>> Begin DATA SHOWN

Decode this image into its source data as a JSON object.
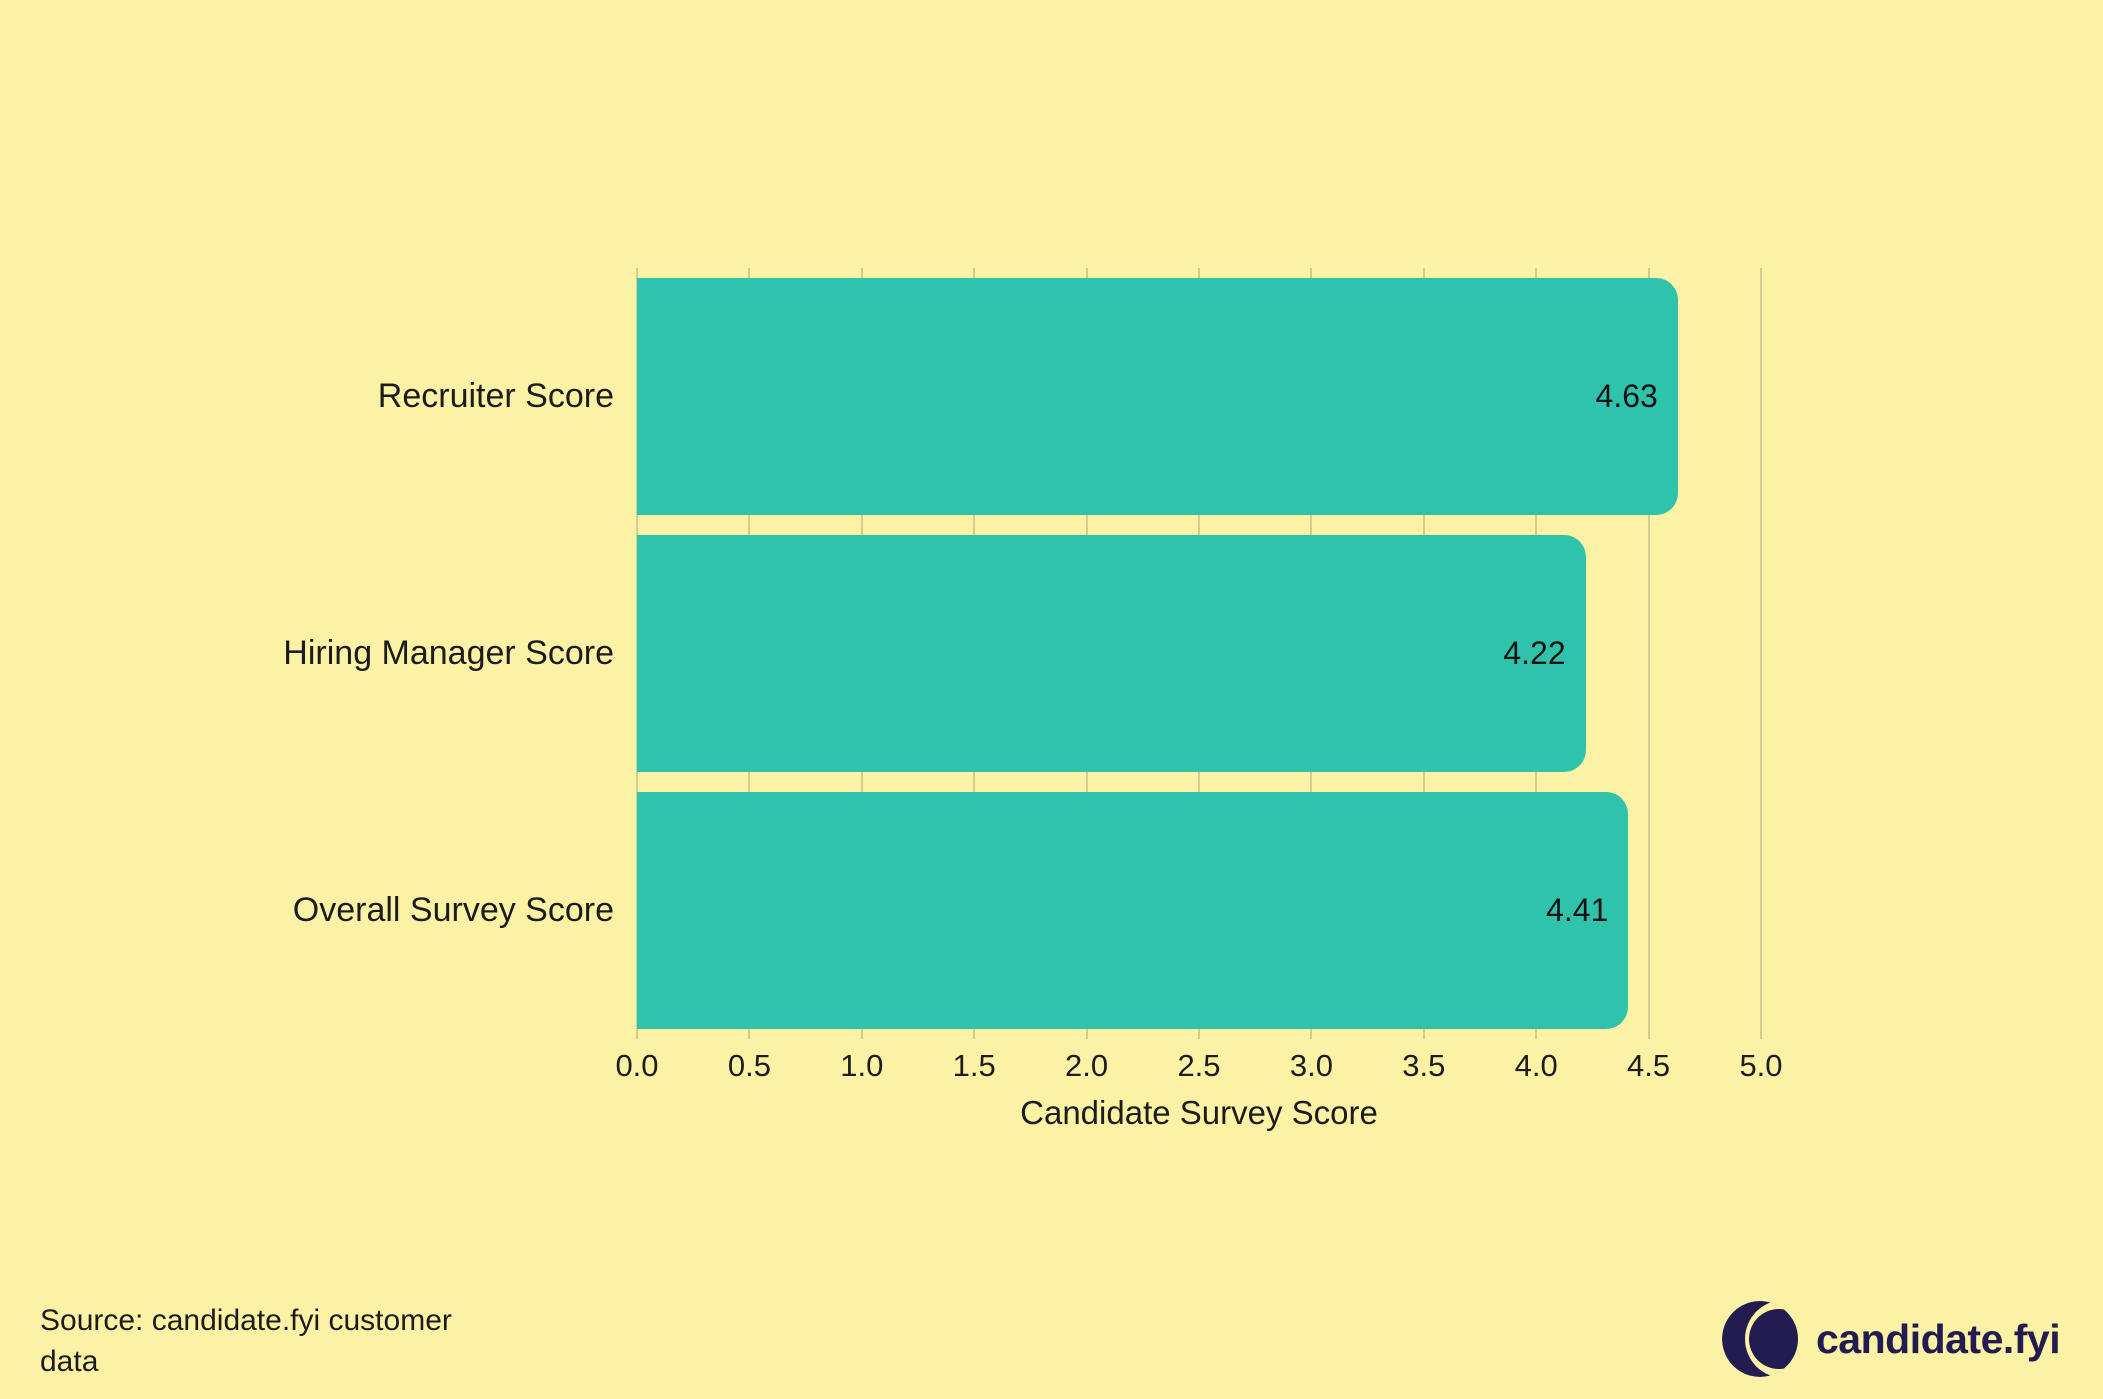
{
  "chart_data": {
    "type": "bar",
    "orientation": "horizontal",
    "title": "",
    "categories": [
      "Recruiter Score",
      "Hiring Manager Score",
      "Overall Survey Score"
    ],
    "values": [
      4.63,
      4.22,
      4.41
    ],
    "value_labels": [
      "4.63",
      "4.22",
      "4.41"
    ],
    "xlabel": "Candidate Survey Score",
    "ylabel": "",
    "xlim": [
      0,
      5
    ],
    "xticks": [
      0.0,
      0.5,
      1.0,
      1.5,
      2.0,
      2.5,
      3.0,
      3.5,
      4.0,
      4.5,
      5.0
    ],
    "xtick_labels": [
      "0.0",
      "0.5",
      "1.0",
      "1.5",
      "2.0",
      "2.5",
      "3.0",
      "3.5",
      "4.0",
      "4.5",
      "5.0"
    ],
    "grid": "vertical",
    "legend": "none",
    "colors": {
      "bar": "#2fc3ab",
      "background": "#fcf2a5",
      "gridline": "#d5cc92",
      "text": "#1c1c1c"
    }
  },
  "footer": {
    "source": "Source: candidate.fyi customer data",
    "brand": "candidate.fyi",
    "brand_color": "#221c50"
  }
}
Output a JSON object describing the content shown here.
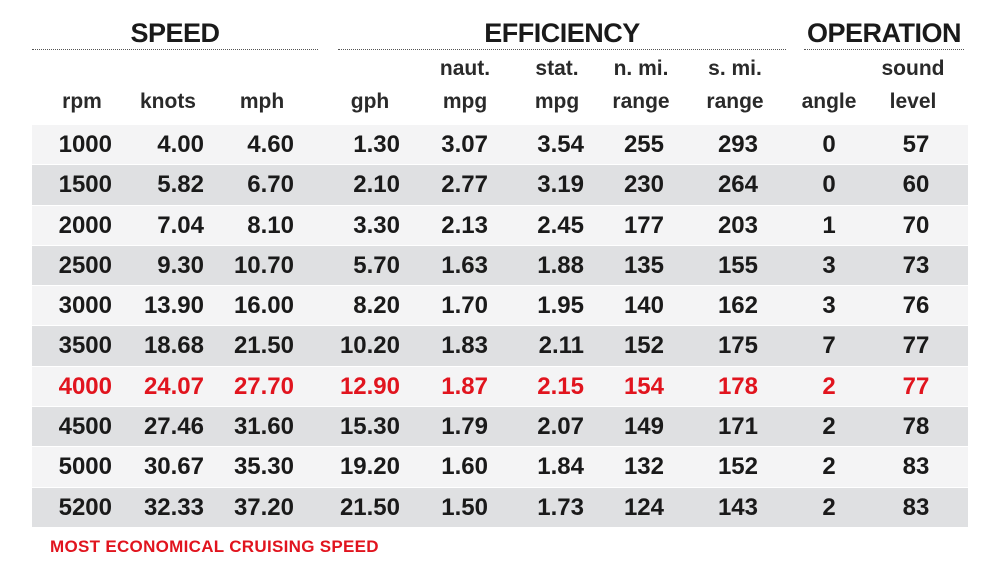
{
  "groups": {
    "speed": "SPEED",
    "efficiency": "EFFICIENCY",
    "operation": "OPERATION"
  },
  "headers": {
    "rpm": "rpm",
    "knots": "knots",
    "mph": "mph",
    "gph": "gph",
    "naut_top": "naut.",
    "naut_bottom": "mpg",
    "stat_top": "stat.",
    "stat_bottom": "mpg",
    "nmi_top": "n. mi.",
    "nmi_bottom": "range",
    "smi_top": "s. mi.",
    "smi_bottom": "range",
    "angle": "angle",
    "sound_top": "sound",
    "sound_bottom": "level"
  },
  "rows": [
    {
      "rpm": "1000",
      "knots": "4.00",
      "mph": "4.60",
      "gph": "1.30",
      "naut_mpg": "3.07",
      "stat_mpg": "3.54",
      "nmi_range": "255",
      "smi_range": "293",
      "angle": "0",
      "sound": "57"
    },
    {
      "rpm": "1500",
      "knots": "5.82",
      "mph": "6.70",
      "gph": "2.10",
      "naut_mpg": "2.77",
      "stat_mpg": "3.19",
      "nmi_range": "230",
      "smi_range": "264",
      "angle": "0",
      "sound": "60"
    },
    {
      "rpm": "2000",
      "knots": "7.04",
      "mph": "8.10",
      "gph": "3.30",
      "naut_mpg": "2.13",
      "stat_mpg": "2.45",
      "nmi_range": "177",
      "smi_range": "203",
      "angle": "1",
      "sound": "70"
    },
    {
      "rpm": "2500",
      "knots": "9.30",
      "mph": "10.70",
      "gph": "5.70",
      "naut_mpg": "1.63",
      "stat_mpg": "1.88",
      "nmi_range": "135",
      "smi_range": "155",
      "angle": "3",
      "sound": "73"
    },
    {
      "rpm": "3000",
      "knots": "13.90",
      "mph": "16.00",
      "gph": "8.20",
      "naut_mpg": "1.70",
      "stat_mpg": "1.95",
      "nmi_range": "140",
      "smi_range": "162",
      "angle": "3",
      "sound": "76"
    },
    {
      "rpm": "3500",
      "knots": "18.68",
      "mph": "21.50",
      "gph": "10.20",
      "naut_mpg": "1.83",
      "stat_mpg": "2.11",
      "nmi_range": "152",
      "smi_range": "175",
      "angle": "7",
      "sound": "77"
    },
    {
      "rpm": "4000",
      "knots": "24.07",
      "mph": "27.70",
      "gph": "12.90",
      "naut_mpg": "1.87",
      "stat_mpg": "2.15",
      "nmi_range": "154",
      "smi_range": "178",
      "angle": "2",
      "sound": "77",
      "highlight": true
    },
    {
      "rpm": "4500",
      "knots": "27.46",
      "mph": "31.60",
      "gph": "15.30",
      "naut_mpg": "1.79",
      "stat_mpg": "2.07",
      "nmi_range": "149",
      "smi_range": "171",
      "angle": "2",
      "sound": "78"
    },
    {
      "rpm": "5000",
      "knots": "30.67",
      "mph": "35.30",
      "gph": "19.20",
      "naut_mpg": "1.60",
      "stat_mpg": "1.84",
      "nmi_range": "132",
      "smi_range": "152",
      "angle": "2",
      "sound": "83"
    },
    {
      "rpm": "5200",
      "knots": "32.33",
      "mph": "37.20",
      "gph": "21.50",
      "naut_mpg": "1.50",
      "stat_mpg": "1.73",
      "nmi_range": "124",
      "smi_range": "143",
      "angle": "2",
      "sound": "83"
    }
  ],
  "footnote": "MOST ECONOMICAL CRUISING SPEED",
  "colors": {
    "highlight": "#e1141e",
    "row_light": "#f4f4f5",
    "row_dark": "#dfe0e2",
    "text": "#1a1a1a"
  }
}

>> End DATA SHOWN

→ **WHAT THE TASK ASKS**
Repeat the material above in full and exactly, omitting the pictures.

→ **RESULT OF THE TASK**
Decode this image into its source data as a JSON object.
{
  "chart_data": {
    "type": "bar",
    "orientation": "horizontal",
    "title": "",
    "categories": [
      "Recruiter Score",
      "Hiring Manager Score",
      "Overall Survey Score"
    ],
    "values": [
      4.63,
      4.22,
      4.41
    ],
    "value_labels": [
      "4.63",
      "4.22",
      "4.41"
    ],
    "xlabel": "Candidate Survey Score",
    "ylabel": "",
    "xlim": [
      0,
      5
    ],
    "xticks": [
      0.0,
      0.5,
      1.0,
      1.5,
      2.0,
      2.5,
      3.0,
      3.5,
      4.0,
      4.5,
      5.0
    ],
    "xtick_labels": [
      "0.0",
      "0.5",
      "1.0",
      "1.5",
      "2.0",
      "2.5",
      "3.0",
      "3.5",
      "4.0",
      "4.5",
      "5.0"
    ],
    "grid": "vertical",
    "legend": "none",
    "colors": {
      "bar": "#2fc3ab",
      "background": "#fcf2a5",
      "gridline": "#d5cc92",
      "text": "#1c1c1c"
    }
  },
  "footer": {
    "source": "Source: candidate.fyi customer data",
    "brand": "candidate.fyi",
    "brand_color": "#221c50"
  }
}
Output a JSON object describing the content shown here.
{
  "groups": {
    "speed": "SPEED",
    "efficiency": "EFFICIENCY",
    "operation": "OPERATION"
  },
  "headers": {
    "rpm": "rpm",
    "knots": "knots",
    "mph": "mph",
    "gph": "gph",
    "naut_top": "naut.",
    "naut_bottom": "mpg",
    "stat_top": "stat.",
    "stat_bottom": "mpg",
    "nmi_top": "n. mi.",
    "nmi_bottom": "range",
    "smi_top": "s. mi.",
    "smi_bottom": "range",
    "angle": "angle",
    "sound_top": "sound",
    "sound_bottom": "level"
  },
  "rows": [
    {
      "rpm": "1000",
      "knots": "4.00",
      "mph": "4.60",
      "gph": "1.30",
      "naut_mpg": "3.07",
      "stat_mpg": "3.54",
      "nmi_range": "255",
      "smi_range": "293",
      "angle": "0",
      "sound": "57"
    },
    {
      "rpm": "1500",
      "knots": "5.82",
      "mph": "6.70",
      "gph": "2.10",
      "naut_mpg": "2.77",
      "stat_mpg": "3.19",
      "nmi_range": "230",
      "smi_range": "264",
      "angle": "0",
      "sound": "60"
    },
    {
      "rpm": "2000",
      "knots": "7.04",
      "mph": "8.10",
      "gph": "3.30",
      "naut_mpg": "2.13",
      "stat_mpg": "2.45",
      "nmi_range": "177",
      "smi_range": "203",
      "angle": "1",
      "sound": "70"
    },
    {
      "rpm": "2500",
      "knots": "9.30",
      "mph": "10.70",
      "gph": "5.70",
      "naut_mpg": "1.63",
      "stat_mpg": "1.88",
      "nmi_range": "135",
      "smi_range": "155",
      "angle": "3",
      "sound": "73"
    },
    {
      "rpm": "3000",
      "knots": "13.90",
      "mph": "16.00",
      "gph": "8.20",
      "naut_mpg": "1.70",
      "stat_mpg": "1.95",
      "nmi_range": "140",
      "smi_range": "162",
      "angle": "3",
      "sound": "76"
    },
    {
      "rpm": "3500",
      "knots": "18.68",
      "mph": "21.50",
      "gph": "10.20",
      "naut_mpg": "1.83",
      "stat_mpg": "2.11",
      "nmi_range": "152",
      "smi_range": "175",
      "angle": "7",
      "sound": "77"
    },
    {
      "rpm": "4000",
      "knots": "24.07",
      "mph": "27.70",
      "gph": "12.90",
      "naut_mpg": "1.87",
      "stat_mpg": "2.15",
      "nmi_range": "154",
      "smi_range": "178",
      "angle": "2",
      "sound": "77",
      "highlight": true
    },
    {
      "rpm": "4500",
      "knots": "27.46",
      "mph": "31.60",
      "gph": "15.30",
      "naut_mpg": "1.79",
      "stat_mpg": "2.07",
      "nmi_range": "149",
      "smi_range": "171",
      "angle": "2",
      "sound": "78"
    },
    {
      "rpm": "5000",
      "knots": "30.67",
      "mph": "35.30",
      "gph": "19.20",
      "naut_mpg": "1.60",
      "stat_mpg": "1.84",
      "nmi_range": "132",
      "smi_range": "152",
      "angle": "2",
      "sound": "83"
    },
    {
      "rpm": "5200",
      "knots": "32.33",
      "mph": "37.20",
      "gph": "21.50",
      "naut_mpg": "1.50",
      "stat_mpg": "1.73",
      "nmi_range": "124",
      "smi_range": "143",
      "angle": "2",
      "sound": "83"
    }
  ],
  "footnote": "MOST ECONOMICAL CRUISING SPEED",
  "colors": {
    "highlight": "#e1141e",
    "row_light": "#f4f4f5",
    "row_dark": "#dfe0e2",
    "text": "#1a1a1a"
  }
}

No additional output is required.